↓
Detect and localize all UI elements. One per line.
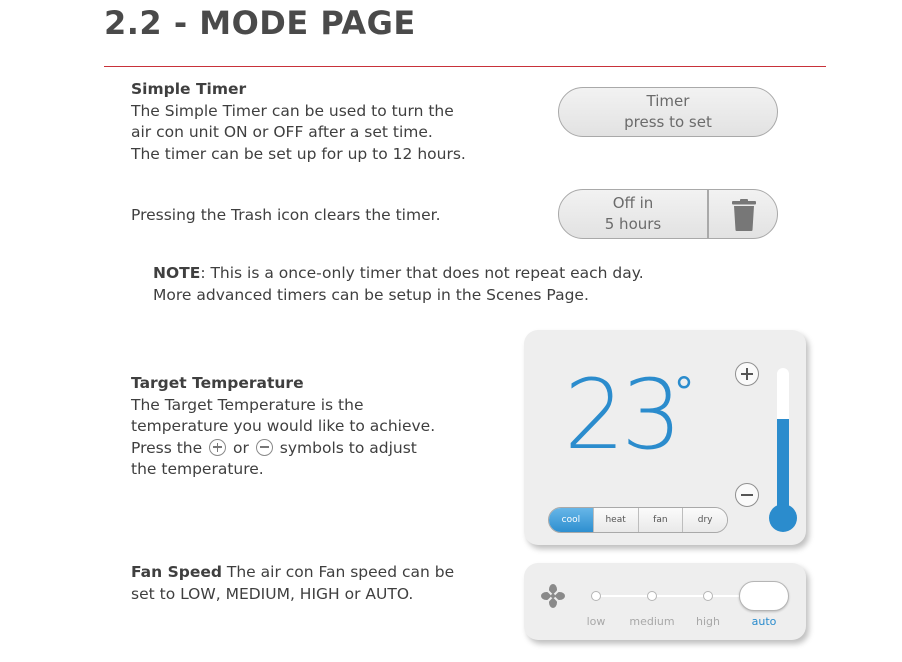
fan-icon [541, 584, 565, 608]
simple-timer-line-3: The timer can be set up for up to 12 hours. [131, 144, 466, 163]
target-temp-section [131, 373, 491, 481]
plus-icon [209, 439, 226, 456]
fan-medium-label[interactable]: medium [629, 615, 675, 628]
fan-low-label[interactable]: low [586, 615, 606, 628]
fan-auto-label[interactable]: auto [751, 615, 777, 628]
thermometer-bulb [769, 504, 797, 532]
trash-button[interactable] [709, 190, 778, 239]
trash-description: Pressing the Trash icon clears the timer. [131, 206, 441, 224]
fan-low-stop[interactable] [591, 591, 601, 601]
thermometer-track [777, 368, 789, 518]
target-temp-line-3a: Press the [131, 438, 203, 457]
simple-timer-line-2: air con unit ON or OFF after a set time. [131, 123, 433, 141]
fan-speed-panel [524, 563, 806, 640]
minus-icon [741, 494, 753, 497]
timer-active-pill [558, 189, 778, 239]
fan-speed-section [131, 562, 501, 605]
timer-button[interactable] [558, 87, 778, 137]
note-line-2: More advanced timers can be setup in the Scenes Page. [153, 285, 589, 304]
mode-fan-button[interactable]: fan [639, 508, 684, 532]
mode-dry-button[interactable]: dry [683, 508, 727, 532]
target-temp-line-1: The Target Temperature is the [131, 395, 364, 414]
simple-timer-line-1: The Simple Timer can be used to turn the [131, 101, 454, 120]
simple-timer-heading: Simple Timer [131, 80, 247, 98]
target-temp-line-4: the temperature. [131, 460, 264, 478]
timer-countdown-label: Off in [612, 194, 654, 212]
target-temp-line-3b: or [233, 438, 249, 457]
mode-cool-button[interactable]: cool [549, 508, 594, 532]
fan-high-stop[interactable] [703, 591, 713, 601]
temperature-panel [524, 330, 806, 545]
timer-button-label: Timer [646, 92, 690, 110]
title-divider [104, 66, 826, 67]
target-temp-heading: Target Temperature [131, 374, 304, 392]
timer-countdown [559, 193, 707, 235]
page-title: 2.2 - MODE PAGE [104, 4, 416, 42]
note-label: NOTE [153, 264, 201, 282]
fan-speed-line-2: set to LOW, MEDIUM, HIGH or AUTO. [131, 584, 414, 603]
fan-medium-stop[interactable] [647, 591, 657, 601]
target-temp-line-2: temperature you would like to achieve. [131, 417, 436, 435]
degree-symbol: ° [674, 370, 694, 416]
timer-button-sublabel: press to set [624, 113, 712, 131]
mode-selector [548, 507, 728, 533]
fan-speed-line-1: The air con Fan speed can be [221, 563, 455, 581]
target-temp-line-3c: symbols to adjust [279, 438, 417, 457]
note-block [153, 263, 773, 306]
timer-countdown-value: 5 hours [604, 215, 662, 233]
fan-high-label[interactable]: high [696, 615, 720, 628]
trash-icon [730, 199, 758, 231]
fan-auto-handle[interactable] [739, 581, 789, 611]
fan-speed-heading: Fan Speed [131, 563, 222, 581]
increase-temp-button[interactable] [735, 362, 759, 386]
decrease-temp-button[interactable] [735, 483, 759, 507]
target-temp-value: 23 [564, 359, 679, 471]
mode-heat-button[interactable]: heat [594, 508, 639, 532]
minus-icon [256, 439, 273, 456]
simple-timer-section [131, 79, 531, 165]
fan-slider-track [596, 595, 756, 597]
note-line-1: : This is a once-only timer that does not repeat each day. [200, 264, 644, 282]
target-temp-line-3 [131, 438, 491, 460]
↑
• Work to do: Copy every row above word for word, leaving out the picture line.

• Response to this task:
Detect and localize all UI elements. One per line.
fan-icon [541, 584, 565, 608]
simple-timer-line-3: The timer can be set up for up to 12 hours. [131, 144, 466, 163]
target-temp-section [131, 373, 491, 481]
plus-icon [209, 439, 226, 456]
fan-medium-label[interactable]: medium [629, 615, 675, 628]
fan-low-label[interactable]: low [586, 615, 606, 628]
fan-auto-label[interactable]: auto [751, 615, 777, 628]
thermometer-bulb [769, 504, 797, 532]
trash-button[interactable] [709, 190, 778, 239]
trash-description: Pressing the Trash icon clears the timer. [131, 206, 441, 224]
fan-low-stop[interactable] [591, 591, 601, 601]
thermometer-track [777, 368, 789, 518]
target-temp-line-3a: Press the [131, 438, 203, 457]
simple-timer-line-2: air con unit ON or OFF after a set time. [131, 123, 433, 141]
fan-speed-panel [524, 563, 806, 640]
minus-icon [741, 494, 753, 497]
timer-active-pill [558, 189, 778, 239]
fan-speed-section [131, 562, 501, 605]
timer-button[interactable] [558, 87, 778, 137]
note-line-2: More advanced timers can be setup in the Scenes Page. [153, 285, 589, 304]
mode-fan-button[interactable]: fan [639, 508, 684, 532]
mode-dry-button[interactable]: dry [683, 508, 727, 532]
target-temp-line-1: The Target Temperature is the [131, 395, 364, 414]
simple-timer-line-1: The Simple Timer can be used to turn the [131, 101, 454, 120]
simple-timer-heading: Simple Timer [131, 80, 247, 98]
target-temp-line-4: the temperature. [131, 460, 264, 478]
timer-countdown-label: Off in [612, 194, 654, 212]
target-temp-line-3b: or [233, 438, 249, 457]
mode-cool-button[interactable]: cool [549, 508, 594, 532]
fan-high-stop[interactable] [703, 591, 713, 601]
temperature-panel [524, 330, 806, 545]
timer-button-label: Timer [646, 92, 690, 110]
title-divider [104, 66, 826, 67]
target-temp-heading: Target Temperature [131, 374, 304, 392]
timer-countdown [559, 193, 707, 235]
page-title: 2.2 - MODE PAGE [104, 4, 416, 42]
note-label: NOTE [153, 264, 201, 282]
fan-speed-line-2: set to LOW, MEDIUM, HIGH or AUTO. [131, 584, 414, 603]
fan-medium-stop[interactable] [647, 591, 657, 601]
target-temp-line-2: temperature you would like to achieve. [131, 417, 436, 435]
degree-symbol: ° [674, 370, 694, 416]
timer-button-sublabel: press to set [624, 113, 712, 131]
mode-selector [548, 507, 728, 533]
fan-speed-line-1: The air con Fan speed can be [221, 563, 455, 581]
target-temp-line-3c: symbols to adjust [279, 438, 417, 457]
note-block [153, 263, 773, 306]
timer-countdown-value: 5 hours [604, 215, 662, 233]
fan-high-label[interactable]: high [696, 615, 720, 628]
trash-icon [730, 199, 758, 231]
fan-auto-handle[interactable] [739, 581, 789, 611]
fan-speed-heading: Fan Speed [131, 563, 222, 581]
increase-temp-button[interactable] [735, 362, 759, 386]
decrease-temp-button[interactable] [735, 483, 759, 507]
target-temp-value: 23 [564, 359, 679, 471]
mode-heat-button[interactable]: heat [594, 508, 639, 532]
minus-icon [256, 439, 273, 456]
simple-timer-section [131, 79, 531, 165]
fan-slider-track [596, 595, 756, 597]
note-line-1: : This is a once-only timer that does not repeat each day. [200, 264, 644, 282]
target-temp-line-3 [131, 438, 491, 460]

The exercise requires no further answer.